- [AVAILABLE DATA]
· · · · ·
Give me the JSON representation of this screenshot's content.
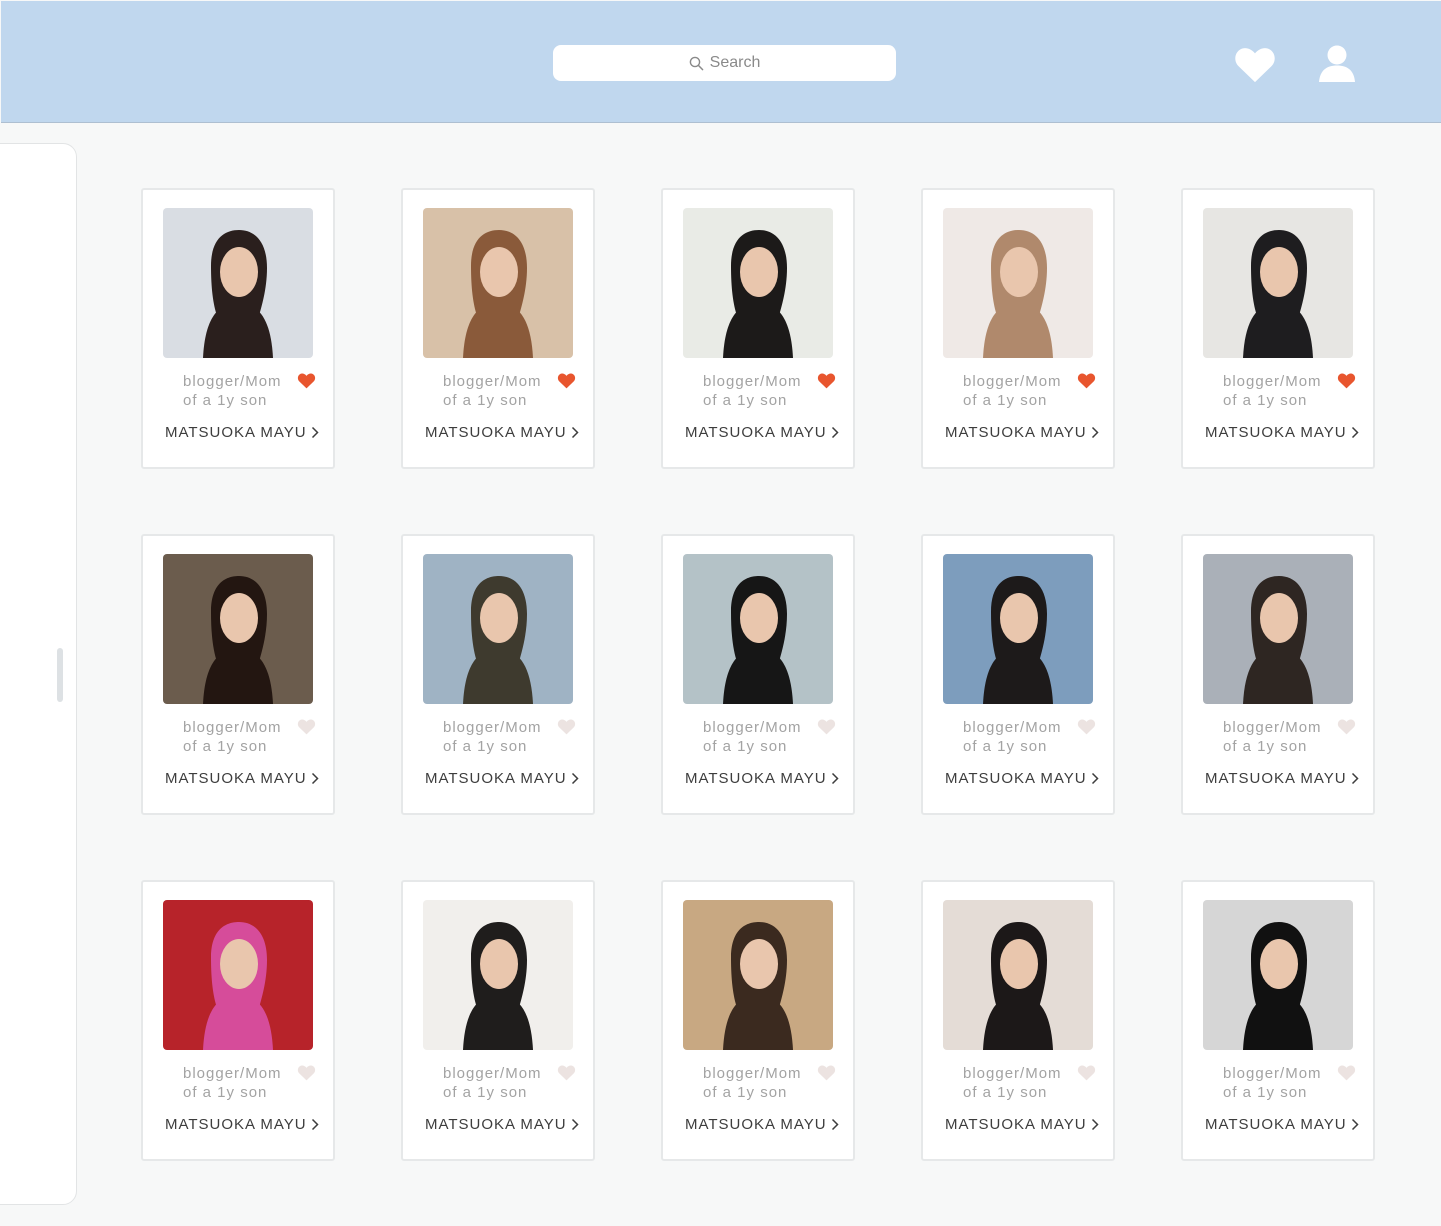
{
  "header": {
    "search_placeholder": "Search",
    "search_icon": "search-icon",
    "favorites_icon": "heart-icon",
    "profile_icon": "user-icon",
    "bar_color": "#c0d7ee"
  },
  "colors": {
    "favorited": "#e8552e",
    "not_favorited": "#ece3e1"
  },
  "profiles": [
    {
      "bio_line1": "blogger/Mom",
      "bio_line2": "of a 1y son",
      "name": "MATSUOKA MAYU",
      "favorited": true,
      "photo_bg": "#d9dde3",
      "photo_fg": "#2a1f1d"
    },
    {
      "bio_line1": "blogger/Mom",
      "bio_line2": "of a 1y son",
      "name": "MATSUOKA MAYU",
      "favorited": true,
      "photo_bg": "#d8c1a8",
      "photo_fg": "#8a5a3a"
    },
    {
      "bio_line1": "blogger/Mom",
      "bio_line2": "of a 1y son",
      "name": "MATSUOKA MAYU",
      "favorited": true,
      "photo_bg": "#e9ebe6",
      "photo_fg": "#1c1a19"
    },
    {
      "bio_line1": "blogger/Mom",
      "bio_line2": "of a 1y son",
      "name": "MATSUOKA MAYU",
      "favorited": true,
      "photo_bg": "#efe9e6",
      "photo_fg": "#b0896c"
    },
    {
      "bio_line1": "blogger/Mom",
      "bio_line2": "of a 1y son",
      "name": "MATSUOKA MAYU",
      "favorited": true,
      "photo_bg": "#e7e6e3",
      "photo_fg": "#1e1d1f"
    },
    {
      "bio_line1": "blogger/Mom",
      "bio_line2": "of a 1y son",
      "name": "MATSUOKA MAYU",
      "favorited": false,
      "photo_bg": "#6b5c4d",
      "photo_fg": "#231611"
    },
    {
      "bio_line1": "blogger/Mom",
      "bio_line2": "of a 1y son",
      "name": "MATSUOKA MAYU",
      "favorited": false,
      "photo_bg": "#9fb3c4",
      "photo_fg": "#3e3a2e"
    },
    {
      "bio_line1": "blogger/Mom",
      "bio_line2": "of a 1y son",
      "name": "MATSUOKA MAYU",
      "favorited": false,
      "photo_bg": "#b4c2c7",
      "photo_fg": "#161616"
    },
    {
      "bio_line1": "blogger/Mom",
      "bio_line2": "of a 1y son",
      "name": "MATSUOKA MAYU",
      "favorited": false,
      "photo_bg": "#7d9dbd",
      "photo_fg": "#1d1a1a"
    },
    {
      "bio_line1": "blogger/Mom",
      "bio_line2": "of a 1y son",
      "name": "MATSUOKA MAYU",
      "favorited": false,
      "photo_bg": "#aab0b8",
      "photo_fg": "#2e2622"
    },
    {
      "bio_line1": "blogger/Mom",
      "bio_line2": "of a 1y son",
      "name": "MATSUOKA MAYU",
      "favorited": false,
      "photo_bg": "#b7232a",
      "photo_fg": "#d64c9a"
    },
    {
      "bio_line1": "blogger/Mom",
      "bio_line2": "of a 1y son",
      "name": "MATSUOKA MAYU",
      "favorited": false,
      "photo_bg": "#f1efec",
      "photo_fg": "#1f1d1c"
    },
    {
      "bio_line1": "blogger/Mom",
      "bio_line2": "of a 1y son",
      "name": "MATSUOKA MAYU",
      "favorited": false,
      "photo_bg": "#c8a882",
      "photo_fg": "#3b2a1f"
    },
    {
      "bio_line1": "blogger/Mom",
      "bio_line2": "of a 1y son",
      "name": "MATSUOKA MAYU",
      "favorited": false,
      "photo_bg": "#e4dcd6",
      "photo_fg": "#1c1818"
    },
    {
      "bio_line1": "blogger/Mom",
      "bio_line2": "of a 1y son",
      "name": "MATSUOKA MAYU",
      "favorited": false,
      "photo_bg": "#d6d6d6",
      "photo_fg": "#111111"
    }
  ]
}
· · · · ·
- [WRITTEN EXERCISE] Give the number of lines in the data that contain "icon", with no other words.

- [RESPONSE] 3